### [Task details]
Retrieve each line that contains the word "Balance" from the entries below.
*** Extracted information ***
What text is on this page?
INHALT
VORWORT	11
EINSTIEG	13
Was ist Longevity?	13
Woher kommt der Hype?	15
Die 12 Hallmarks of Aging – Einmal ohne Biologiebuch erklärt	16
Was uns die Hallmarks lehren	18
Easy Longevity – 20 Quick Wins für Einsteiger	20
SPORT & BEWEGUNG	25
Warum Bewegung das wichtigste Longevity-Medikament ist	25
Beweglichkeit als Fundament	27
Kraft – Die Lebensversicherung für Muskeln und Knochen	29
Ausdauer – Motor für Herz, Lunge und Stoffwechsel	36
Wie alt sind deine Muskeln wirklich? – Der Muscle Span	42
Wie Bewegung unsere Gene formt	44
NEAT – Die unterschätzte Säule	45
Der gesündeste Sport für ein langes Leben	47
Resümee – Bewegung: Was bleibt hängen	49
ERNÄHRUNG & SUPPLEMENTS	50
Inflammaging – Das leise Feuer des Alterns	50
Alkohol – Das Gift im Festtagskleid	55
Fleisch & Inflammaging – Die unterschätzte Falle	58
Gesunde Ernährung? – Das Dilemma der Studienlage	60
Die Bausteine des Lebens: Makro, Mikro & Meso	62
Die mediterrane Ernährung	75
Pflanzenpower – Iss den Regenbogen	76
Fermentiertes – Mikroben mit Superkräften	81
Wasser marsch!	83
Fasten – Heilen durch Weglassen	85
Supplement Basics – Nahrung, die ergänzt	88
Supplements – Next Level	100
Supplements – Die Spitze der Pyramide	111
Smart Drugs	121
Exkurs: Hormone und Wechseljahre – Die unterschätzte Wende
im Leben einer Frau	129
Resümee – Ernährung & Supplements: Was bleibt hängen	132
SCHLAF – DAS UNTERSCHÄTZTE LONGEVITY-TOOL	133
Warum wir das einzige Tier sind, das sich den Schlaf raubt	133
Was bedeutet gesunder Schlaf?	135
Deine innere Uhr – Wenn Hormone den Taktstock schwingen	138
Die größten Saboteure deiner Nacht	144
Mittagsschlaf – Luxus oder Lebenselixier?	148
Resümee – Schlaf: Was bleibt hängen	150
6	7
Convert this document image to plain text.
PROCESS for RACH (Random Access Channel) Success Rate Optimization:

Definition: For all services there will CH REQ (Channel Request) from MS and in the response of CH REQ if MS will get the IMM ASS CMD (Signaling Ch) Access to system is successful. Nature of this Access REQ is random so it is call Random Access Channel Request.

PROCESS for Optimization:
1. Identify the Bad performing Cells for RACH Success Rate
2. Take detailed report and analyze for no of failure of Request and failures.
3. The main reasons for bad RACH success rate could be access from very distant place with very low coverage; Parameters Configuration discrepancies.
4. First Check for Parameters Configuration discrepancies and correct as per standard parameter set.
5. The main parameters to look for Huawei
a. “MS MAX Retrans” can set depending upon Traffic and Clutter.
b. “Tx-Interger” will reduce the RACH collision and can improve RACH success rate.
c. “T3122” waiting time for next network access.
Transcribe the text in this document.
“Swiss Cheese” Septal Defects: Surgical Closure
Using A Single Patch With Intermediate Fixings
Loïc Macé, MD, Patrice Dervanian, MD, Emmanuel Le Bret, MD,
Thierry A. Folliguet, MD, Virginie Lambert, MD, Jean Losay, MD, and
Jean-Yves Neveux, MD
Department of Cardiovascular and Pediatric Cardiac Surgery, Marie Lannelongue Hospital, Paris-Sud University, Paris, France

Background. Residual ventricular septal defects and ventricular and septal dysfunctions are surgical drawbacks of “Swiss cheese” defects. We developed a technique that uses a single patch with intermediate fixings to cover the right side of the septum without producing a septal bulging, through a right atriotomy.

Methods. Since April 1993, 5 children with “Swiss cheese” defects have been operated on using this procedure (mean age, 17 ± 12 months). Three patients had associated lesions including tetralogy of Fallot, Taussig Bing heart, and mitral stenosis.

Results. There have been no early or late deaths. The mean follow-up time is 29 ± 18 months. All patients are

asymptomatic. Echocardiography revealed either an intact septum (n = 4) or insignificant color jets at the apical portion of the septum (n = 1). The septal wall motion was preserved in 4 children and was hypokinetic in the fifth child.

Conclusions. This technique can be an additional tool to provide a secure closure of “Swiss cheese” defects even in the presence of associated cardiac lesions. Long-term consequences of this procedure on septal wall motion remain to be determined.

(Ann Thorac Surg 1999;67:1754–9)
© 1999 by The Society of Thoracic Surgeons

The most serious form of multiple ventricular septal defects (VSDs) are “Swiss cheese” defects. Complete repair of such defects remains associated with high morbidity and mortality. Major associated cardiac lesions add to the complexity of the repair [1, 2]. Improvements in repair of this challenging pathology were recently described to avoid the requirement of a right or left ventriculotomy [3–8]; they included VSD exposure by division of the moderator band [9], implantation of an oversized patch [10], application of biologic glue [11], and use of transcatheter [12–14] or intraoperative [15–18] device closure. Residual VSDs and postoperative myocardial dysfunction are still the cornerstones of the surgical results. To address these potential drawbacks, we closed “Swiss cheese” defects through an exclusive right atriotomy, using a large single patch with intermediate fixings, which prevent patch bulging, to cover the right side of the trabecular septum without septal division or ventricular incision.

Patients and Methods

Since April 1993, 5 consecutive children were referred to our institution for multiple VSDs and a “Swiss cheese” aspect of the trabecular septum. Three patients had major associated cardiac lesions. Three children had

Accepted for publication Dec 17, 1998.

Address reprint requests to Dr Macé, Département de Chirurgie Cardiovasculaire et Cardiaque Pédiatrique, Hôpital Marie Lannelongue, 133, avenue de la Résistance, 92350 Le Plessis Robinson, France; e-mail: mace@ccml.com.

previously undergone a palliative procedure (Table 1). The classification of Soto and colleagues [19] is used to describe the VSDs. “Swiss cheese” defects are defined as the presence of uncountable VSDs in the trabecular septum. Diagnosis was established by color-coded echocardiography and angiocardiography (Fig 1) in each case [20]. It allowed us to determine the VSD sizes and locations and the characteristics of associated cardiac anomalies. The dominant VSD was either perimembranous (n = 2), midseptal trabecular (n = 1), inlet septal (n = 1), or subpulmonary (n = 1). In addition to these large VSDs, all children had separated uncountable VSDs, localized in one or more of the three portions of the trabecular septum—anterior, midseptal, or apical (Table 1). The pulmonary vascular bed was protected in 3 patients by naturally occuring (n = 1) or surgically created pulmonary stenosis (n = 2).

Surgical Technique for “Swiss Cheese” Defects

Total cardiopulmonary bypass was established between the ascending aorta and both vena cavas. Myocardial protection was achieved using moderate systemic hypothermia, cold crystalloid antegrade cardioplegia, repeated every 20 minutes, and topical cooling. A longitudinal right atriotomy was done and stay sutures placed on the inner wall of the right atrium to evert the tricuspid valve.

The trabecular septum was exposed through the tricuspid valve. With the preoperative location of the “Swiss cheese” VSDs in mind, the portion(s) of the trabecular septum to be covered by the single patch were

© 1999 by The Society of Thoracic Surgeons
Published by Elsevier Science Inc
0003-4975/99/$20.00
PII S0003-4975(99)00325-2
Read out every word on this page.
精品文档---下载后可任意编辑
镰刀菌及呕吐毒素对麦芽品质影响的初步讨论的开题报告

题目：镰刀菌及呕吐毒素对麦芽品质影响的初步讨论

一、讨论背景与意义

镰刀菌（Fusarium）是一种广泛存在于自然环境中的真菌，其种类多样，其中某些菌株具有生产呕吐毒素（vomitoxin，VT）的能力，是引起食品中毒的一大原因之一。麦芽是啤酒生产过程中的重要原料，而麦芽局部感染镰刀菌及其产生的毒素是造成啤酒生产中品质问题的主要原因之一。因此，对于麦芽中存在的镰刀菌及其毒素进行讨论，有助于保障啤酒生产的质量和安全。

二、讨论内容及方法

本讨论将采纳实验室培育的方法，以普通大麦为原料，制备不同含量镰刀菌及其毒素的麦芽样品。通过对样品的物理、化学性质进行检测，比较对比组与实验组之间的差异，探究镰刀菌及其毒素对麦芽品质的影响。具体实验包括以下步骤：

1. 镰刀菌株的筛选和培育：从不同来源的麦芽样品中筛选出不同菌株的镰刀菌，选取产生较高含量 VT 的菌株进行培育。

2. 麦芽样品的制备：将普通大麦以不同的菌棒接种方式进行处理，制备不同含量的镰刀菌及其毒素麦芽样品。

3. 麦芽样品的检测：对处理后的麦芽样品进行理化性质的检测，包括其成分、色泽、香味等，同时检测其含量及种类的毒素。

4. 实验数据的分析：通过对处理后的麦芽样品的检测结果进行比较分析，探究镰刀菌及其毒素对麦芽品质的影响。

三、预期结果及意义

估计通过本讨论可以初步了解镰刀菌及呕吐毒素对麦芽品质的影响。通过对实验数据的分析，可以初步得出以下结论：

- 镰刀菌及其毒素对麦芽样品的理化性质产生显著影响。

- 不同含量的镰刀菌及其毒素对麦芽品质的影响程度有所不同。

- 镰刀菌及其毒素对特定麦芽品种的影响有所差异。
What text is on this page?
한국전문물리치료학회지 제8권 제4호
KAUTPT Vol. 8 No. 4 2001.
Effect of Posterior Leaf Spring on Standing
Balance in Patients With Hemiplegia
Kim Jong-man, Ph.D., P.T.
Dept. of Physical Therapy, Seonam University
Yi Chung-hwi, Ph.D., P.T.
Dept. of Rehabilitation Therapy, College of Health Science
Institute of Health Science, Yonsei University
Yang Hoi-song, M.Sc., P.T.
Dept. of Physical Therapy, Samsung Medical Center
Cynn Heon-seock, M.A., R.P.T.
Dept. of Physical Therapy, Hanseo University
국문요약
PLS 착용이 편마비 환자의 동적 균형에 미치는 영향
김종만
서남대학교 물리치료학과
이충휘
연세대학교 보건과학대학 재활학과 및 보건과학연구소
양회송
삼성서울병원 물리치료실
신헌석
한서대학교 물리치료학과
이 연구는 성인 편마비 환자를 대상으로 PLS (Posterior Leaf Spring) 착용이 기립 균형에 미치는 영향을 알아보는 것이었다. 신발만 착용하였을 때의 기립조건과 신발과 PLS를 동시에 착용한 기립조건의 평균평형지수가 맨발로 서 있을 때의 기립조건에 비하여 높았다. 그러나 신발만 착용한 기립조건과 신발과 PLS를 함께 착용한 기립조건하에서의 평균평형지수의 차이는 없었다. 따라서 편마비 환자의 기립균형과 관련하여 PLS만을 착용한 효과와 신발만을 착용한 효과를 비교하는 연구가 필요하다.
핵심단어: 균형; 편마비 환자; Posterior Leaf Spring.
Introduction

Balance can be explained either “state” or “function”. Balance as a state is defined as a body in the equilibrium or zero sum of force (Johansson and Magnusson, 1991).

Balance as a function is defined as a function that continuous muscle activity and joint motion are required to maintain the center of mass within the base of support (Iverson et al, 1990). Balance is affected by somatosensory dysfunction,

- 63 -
*** End of Extracted information ***
### [Task answer]
Balance in Patients With Hemiplegia
Balance can be explained either “state” or “function”. Balance as a state is defined as a body in the equilibrium or zero sum of force (Johansson and Magnusson, 1991).
Balance as a function is defined as a function that continuous muscle activity and joint motion are required to maintain the center of mass within the base of support (Iverson et al, 1990). Balance is affected by somatosensory dysfunction,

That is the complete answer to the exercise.